ФРАГМЕНТ СТРАНИЦЫ:
┏━━
Павел Зайцев – История моей жизни. Записки пойменного жителя (страница 69)
Он тоже согласился, что подбор и прием дополнительных семей надо предоставить самим инициаторам при условии, конечно, что они не будут отдавать предпочтение наиболее зажиточным из соображений создать коммуну «побогаче».
К чести инициаторов надо сказать, что кулаков они расценивали правильно. И не только кулаков фактических, но и вообще людей, придерживавшихся кулацких взглядов. Например, Бородин Иван Андреевич — крепкий, малосемейный мужик, имевший отменно хороший скот и многое другое, нажитое «умелым» хозяйствованием, просился в коммуну, но поставил условием разрешить ему продать часть имущества, оставив деньги в свою пользу. При этом он обещал внести в коммуну имущества в сравнении с другими на максимальную сумму пропорционально числу едоков. И мужик он был работящий, трезвый и уживчивого характера, но инициаторы решительно ему отказали.
┗━━
ЗАДАЧА 1:
Выведите без изменений часть строк, которая начинается с первой строки и заканчивается строкой, содержащей «- candle-body: [506, 241, 511, 263]», включая обе границы.
ЗАДАЧА 2:
Допишите, пожалуйста, следующую часть отрывка о коммуне, начиная сразу после его последнего предложения.
Отрывок о коммуне и строки ниже никак не связаны между собой.

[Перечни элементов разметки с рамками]
┏━━
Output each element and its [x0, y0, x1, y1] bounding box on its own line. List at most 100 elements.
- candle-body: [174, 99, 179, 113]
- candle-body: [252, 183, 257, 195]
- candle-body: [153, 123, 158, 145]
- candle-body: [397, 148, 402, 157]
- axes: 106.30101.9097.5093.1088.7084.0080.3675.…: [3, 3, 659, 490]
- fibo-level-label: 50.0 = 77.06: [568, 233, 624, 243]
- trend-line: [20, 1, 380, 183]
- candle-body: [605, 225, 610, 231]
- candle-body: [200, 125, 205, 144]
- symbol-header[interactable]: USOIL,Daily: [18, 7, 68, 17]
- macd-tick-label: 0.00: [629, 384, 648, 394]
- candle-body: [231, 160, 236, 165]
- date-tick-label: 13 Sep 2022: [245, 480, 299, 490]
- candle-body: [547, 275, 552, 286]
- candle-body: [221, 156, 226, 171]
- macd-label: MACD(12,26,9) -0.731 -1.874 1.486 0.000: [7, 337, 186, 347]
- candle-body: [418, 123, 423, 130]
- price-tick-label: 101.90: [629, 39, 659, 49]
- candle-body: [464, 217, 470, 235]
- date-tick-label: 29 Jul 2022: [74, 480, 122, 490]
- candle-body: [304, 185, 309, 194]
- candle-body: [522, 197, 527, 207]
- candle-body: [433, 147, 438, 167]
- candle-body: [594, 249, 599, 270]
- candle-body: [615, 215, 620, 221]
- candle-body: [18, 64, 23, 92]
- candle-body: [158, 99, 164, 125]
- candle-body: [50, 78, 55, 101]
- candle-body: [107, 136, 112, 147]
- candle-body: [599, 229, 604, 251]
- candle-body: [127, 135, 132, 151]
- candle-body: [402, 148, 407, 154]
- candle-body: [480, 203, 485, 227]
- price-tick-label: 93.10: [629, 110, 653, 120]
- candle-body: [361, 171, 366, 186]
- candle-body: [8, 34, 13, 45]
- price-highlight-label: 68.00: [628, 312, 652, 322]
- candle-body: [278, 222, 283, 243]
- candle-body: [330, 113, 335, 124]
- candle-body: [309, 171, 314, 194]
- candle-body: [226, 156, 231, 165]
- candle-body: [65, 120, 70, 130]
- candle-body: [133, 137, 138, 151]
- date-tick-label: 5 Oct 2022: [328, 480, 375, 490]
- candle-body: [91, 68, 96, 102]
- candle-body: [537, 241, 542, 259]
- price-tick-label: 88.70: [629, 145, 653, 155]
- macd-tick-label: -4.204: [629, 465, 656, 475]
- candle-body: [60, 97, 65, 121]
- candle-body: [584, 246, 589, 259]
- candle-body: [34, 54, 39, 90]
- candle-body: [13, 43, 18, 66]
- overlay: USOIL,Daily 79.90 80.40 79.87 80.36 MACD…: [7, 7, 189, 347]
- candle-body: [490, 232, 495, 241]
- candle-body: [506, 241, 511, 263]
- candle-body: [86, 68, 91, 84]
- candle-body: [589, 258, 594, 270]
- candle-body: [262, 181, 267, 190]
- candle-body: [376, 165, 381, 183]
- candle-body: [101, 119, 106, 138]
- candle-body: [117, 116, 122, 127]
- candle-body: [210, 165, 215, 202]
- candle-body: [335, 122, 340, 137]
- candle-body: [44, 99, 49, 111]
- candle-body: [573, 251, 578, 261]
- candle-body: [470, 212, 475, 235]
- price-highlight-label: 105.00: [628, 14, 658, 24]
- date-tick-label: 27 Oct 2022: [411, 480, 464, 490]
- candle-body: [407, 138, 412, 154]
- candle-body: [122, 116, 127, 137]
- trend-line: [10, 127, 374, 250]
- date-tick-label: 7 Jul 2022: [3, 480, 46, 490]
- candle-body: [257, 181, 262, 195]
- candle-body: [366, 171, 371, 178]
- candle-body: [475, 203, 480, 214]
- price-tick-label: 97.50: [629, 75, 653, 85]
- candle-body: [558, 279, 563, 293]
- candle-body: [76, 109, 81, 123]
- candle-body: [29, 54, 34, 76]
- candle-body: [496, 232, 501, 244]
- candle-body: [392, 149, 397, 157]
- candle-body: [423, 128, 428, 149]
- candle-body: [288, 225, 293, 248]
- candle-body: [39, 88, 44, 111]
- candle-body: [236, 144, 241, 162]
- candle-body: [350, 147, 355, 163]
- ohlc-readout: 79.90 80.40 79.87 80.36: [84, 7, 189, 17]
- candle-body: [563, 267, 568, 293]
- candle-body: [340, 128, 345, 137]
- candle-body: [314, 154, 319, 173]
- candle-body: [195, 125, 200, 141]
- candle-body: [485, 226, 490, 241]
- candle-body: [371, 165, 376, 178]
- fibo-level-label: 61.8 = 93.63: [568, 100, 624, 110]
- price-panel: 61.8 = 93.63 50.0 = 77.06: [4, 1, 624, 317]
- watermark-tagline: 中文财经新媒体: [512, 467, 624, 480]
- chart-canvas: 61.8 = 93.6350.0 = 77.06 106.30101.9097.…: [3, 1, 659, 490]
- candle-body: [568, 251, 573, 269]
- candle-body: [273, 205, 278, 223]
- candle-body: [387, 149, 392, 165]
┗━━
ИТОГОВЫЙ РЕЗУЛЬТАТ 1:
Output each element and its [x0, y0, x1, y1] bounding box on its own line. List at most 100 elements.
- candle-body: [174, 99, 179, 113]
- candle-body: [252, 183, 257, 195]
- candle-body: [153, 123, 158, 145]
- candle-body: [397, 148, 402, 157]
- axes: 106.30101.9097.5093.1088.7084.0080.3675.…: [3, 3, 659, 490]
- fibo-level-label: 50.0 = 77.06: [568, 233, 624, 243]
- trend-line: [20, 1, 380, 183]
- candle-body: [605, 225, 610, 231]
- candle-body: [200, 125, 205, 144]
- symbol-header[interactable]: USOIL,Daily: [18, 7, 68, 17]
- macd-tick-label: 0.00: [629, 384, 648, 394]
- candle-body: [231, 160, 236, 165]
- date-tick-label: 13 Sep 2022: [245, 480, 299, 490]
- candle-body: [547, 275, 552, 286]
- candle-body: [221, 156, 226, 171]
- macd-label: MACD(12,26,9) -0.731 -1.874 1.486 0.000: [7, 337, 186, 347]
- candle-body: [418, 123, 423, 130]
- price-tick-label: 101.90: [629, 39, 659, 49]
- candle-body: [464, 217, 470, 235]
- date-tick-label: 29 Jul 2022: [74, 480, 122, 490]
- candle-body: [304, 185, 309, 194]
- candle-body: [522, 197, 527, 207]
- candle-body: [433, 147, 438, 167]
- candle-body: [594, 249, 599, 270]
- candle-body: [615, 215, 620, 221]
- candle-body: [18, 64, 23, 92]
- candle-body: [158, 99, 164, 125]
- candle-body: [50, 78, 55, 101]
- candle-body: [107, 136, 112, 147]
- candle-body: [599, 229, 604, 251]
- candle-body: [127, 135, 132, 151]
- candle-body: [402, 148, 407, 154]
- candle-body: [480, 203, 485, 227]
- price-tick-label: 93.10: [629, 110, 653, 120]
- candle-body: [361, 171, 366, 186]
- candle-body: [8, 34, 13, 45]
- price-highlight-label: 68.00: [628, 312, 652, 322]
- candle-body: [278, 222, 283, 243]
- candle-body: [330, 113, 335, 124]
- candle-body: [309, 171, 314, 194]
- candle-body: [226, 156, 231, 165]
- candle-body: [65, 120, 70, 130]
- candle-body: [133, 137, 138, 151]
- date-tick-label: 5 Oct 2022: [328, 480, 375, 490]
- candle-body: [91, 68, 96, 102]
- candle-body: [537, 241, 542, 259]
- price-tick-label: 88.70: [629, 145, 653, 155]
- macd-tick-label: -4.204: [629, 465, 656, 475]
- candle-body: [60, 97, 65, 121]
- candle-body: [584, 246, 589, 259]
- candle-body: [34, 54, 39, 90]
- candle-body: [13, 43, 18, 66]
- overlay: USOIL,Daily 79.90 80.40 79.87 80.36 MACD…: [7, 7, 189, 347]
- candle-body: [490, 232, 495, 241]
- candle-body: [506, 241, 511, 263]

ИТОГОВЫЙ РЕЗУЛЬТАТ 2:
Долгим было это собрание, и к концу его коммуна была окончательно организована в составе 23 семейств, 113 едоков![423] Выделенная тройка взяла у всех коммунаров на учет все имущество. Каждый дал подписку о сохранении этого имущества в целости до того времени, когда будут возведены общие постройки и станет возможным обобществить все фактически. Одновременно решили немедля добиваться отвода участка, чтобы приступить по санному пути к перевозке всего имеющегося у коммунаров леса и построек, которые поновее, и могут пойти на возведение общих скотных дворов и жилых домов.
Первые испытания
Регистрировать устав коммуны мне пришлось ехать в Устюг: тогда только при губземуправлении была колхозсекция. Не без труда удалось мне добиться регистрации нашего драконовского устава. Я постарался доказать, что временно это необходимо, а потом, когда коммуна организационно и хозяйственно окрепнет, можно будет и пересмотреть устав. Со мной согласились, наконец.
Пока я находился в Устюге, по моему заказу сделали для коммуны печать и штамп. Я поспешил с этим для того, чтобы увеличить авторитет коммуны в глазах коммунаров и окружающего населения, чтобы все почувствовали, что коммуна узаконена властью.
Вернувшись домой, я убедился, что моя забота не была напрасной. Пока я ездил, кулацкая часть деревни успела создать вокруг коммунаров атмосферу недоброжелательства, даже травли. При встречах соседи открыто насмехались и издевались над коммунарами, пророча им нищету, а некоторые пугали их, что вот, мол, весной будет война, советскую власть свергнут, и тогда мы будем ремни вырезать из ваших шкур.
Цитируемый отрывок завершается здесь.